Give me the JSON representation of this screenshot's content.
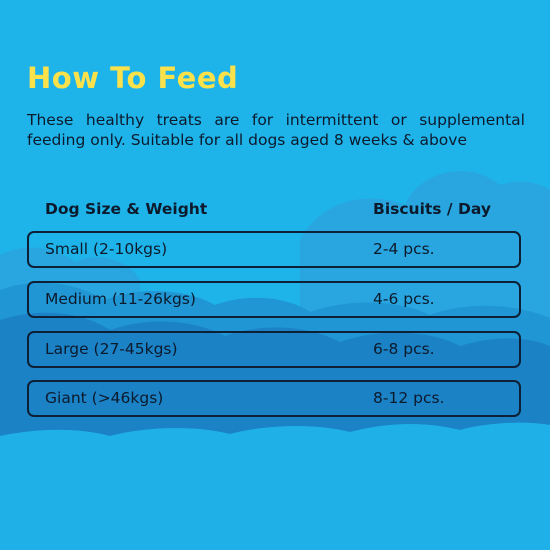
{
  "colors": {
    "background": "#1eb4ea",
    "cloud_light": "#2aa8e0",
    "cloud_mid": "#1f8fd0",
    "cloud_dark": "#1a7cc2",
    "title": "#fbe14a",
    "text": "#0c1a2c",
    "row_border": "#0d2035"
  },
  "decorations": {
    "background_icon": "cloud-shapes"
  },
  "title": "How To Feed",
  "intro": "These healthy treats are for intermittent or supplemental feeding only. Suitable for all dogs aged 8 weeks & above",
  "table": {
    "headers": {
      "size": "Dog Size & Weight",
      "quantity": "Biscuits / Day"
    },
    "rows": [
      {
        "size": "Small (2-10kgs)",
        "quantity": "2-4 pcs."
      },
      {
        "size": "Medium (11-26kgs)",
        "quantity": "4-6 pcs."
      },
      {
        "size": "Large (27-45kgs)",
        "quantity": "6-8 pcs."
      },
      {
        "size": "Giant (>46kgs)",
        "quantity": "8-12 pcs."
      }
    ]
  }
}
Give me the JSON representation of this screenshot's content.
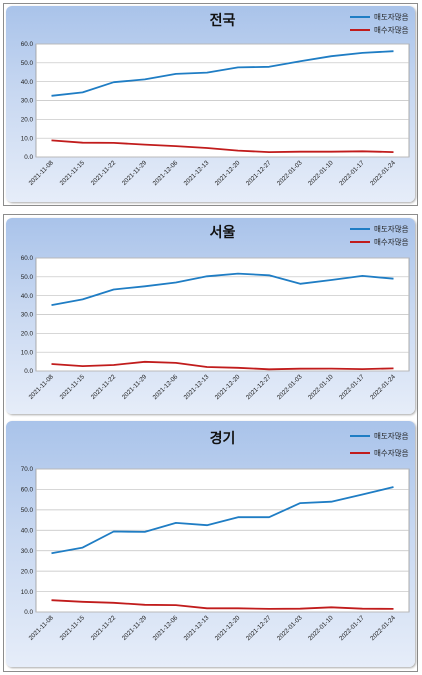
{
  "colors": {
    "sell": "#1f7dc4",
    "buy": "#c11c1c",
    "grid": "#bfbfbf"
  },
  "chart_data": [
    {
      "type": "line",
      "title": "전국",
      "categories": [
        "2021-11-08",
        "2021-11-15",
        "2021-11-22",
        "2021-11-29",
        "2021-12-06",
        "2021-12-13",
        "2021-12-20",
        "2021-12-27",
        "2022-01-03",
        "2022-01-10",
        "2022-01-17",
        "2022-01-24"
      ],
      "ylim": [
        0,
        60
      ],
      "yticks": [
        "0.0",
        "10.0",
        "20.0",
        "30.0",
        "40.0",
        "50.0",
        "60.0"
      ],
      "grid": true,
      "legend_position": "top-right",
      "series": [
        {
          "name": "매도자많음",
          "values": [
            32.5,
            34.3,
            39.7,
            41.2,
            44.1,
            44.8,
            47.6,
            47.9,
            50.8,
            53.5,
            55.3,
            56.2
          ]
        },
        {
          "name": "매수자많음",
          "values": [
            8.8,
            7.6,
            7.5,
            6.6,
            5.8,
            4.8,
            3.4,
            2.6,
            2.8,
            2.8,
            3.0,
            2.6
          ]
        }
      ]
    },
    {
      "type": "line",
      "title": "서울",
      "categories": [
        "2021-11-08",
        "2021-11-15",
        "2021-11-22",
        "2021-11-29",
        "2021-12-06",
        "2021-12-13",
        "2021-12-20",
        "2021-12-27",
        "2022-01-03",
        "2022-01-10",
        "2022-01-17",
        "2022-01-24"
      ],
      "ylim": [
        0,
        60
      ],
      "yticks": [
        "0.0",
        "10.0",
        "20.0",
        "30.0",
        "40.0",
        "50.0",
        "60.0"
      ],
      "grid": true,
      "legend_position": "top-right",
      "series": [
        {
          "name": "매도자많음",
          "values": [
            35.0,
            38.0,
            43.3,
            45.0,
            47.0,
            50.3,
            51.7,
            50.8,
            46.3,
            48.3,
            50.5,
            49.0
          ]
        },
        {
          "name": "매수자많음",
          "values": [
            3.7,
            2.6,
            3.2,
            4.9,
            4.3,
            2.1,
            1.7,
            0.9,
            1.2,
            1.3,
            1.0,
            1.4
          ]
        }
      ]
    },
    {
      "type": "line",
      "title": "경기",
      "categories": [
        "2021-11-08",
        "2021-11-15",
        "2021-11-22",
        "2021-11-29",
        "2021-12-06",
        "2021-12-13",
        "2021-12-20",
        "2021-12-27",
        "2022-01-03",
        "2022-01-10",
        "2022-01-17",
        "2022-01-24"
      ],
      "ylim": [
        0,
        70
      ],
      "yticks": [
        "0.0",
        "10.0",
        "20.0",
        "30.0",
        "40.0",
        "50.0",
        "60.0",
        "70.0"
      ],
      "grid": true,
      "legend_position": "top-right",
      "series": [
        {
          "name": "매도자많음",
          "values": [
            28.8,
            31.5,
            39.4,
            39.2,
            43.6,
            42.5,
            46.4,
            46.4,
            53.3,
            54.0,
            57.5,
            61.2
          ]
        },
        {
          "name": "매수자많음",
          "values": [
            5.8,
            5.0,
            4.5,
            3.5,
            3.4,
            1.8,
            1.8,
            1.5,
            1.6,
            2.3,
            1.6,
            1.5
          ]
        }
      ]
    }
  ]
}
.....
WORK TO BE COMPLETED -
Can you repeat every record above exactly, apart from the pictures?

RESPONSE TO THIS TASK -
Give me the JSON representation of this screenshot's content.
{
  "colors": {
    "background": "#1eb4ea",
    "cloud_light": "#2aa8e0",
    "cloud_mid": "#1f8fd0",
    "cloud_dark": "#1a7cc2",
    "title": "#fbe14a",
    "text": "#0c1a2c",
    "row_border": "#0d2035"
  },
  "decorations": {
    "background_icon": "cloud-shapes"
  },
  "title": "How To Feed",
  "intro": "These healthy treats are for intermittent or supplemental feeding only. Suitable for all dogs aged 8 weeks & above",
  "table": {
    "headers": {
      "size": "Dog Size & Weight",
      "quantity": "Biscuits / Day"
    },
    "rows": [
      {
        "size": "Small (2-10kgs)",
        "quantity": "2-4 pcs."
      },
      {
        "size": "Medium (11-26kgs)",
        "quantity": "4-6 pcs."
      },
      {
        "size": "Large (27-45kgs)",
        "quantity": "6-8 pcs."
      },
      {
        "size": "Giant (>46kgs)",
        "quantity": "8-12 pcs."
      }
    ]
  }
}
Give me the JSON representation of this screenshot's content.
{
  "colors": {
    "sell": "#1f7dc4",
    "buy": "#c11c1c",
    "grid": "#bfbfbf"
  },
  "chart_data": [
    {
      "type": "line",
      "title": "전국",
      "categories": [
        "2021-11-08",
        "2021-11-15",
        "2021-11-22",
        "2021-11-29",
        "2021-12-06",
        "2021-12-13",
        "2021-12-20",
        "2021-12-27",
        "2022-01-03",
        "2022-01-10",
        "2022-01-17",
        "2022-01-24"
      ],
      "ylim": [
        0,
        60
      ],
      "yticks": [
        "0.0",
        "10.0",
        "20.0",
        "30.0",
        "40.0",
        "50.0",
        "60.0"
      ],
      "grid": true,
      "legend_position": "top-right",
      "series": [
        {
          "name": "매도자많음",
          "values": [
            32.5,
            34.3,
            39.7,
            41.2,
            44.1,
            44.8,
            47.6,
            47.9,
            50.8,
            53.5,
            55.3,
            56.2
          ]
        },
        {
          "name": "매수자많음",
          "values": [
            8.8,
            7.6,
            7.5,
            6.6,
            5.8,
            4.8,
            3.4,
            2.6,
            2.8,
            2.8,
            3.0,
            2.6
          ]
        }
      ]
    },
    {
      "type": "line",
      "title": "서울",
      "categories": [
        "2021-11-08",
        "2021-11-15",
        "2021-11-22",
        "2021-11-29",
        "2021-12-06",
        "2021-12-13",
        "2021-12-20",
        "2021-12-27",
        "2022-01-03",
        "2022-01-10",
        "2022-01-17",
        "2022-01-24"
      ],
      "ylim": [
        0,
        60
      ],
      "yticks": [
        "0.0",
        "10.0",
        "20.0",
        "30.0",
        "40.0",
        "50.0",
        "60.0"
      ],
      "grid": true,
      "legend_position": "top-right",
      "series": [
        {
          "name": "매도자많음",
          "values": [
            35.0,
            38.0,
            43.3,
            45.0,
            47.0,
            50.3,
            51.7,
            50.8,
            46.3,
            48.3,
            50.5,
            49.0
          ]
        },
        {
          "name": "매수자많음",
          "values": [
            3.7,
            2.6,
            3.2,
            4.9,
            4.3,
            2.1,
            1.7,
            0.9,
            1.2,
            1.3,
            1.0,
            1.4
          ]
        }
      ]
    },
    {
      "type": "line",
      "title": "경기",
      "categories": [
        "2021-11-08",
        "2021-11-15",
        "2021-11-22",
        "2021-11-29",
        "2021-12-06",
        "2021-12-13",
        "2021-12-20",
        "2021-12-27",
        "2022-01-03",
        "2022-01-10",
        "2022-01-17",
        "2022-01-24"
      ],
      "ylim": [
        0,
        70
      ],
      "yticks": [
        "0.0",
        "10.0",
        "20.0",
        "30.0",
        "40.0",
        "50.0",
        "60.0",
        "70.0"
      ],
      "grid": true,
      "legend_position": "top-right",
      "series": [
        {
          "name": "매도자많음",
          "values": [
            28.8,
            31.5,
            39.4,
            39.2,
            43.6,
            42.5,
            46.4,
            46.4,
            53.3,
            54.0,
            57.5,
            61.2
          ]
        },
        {
          "name": "매수자많음",
          "values": [
            5.8,
            5.0,
            4.5,
            3.5,
            3.4,
            1.8,
            1.8,
            1.5,
            1.6,
            2.3,
            1.6,
            1.5
          ]
        }
      ]
    }
  ]
}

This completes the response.